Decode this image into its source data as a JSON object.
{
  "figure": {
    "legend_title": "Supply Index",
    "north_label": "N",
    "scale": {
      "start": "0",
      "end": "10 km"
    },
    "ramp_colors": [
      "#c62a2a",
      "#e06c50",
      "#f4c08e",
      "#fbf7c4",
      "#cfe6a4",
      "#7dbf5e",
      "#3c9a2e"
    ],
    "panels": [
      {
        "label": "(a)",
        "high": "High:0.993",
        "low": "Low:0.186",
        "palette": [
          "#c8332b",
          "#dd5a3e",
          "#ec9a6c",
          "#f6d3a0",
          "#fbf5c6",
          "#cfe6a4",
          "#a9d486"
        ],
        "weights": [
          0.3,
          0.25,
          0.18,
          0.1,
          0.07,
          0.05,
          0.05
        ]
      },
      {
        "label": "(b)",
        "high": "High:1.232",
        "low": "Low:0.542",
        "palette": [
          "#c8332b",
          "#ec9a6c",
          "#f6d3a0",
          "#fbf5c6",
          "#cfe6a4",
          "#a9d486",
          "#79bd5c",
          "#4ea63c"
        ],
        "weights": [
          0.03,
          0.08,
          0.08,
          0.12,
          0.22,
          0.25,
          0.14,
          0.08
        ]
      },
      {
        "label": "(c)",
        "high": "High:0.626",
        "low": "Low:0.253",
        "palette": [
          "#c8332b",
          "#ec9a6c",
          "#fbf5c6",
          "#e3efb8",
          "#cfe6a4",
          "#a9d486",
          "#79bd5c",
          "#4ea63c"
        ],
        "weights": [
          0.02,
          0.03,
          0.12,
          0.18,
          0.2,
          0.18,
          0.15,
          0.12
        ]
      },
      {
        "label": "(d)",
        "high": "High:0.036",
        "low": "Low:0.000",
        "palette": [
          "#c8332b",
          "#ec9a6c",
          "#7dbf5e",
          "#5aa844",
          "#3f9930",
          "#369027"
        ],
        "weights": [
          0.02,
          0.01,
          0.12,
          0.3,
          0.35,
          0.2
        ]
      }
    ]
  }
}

——————

Look over the material above and show each line where "High" appears.

        "high": "High:0.993",
        "high": "High:1.232",
        "high": "High:0.626",
        "high": "High:0.036",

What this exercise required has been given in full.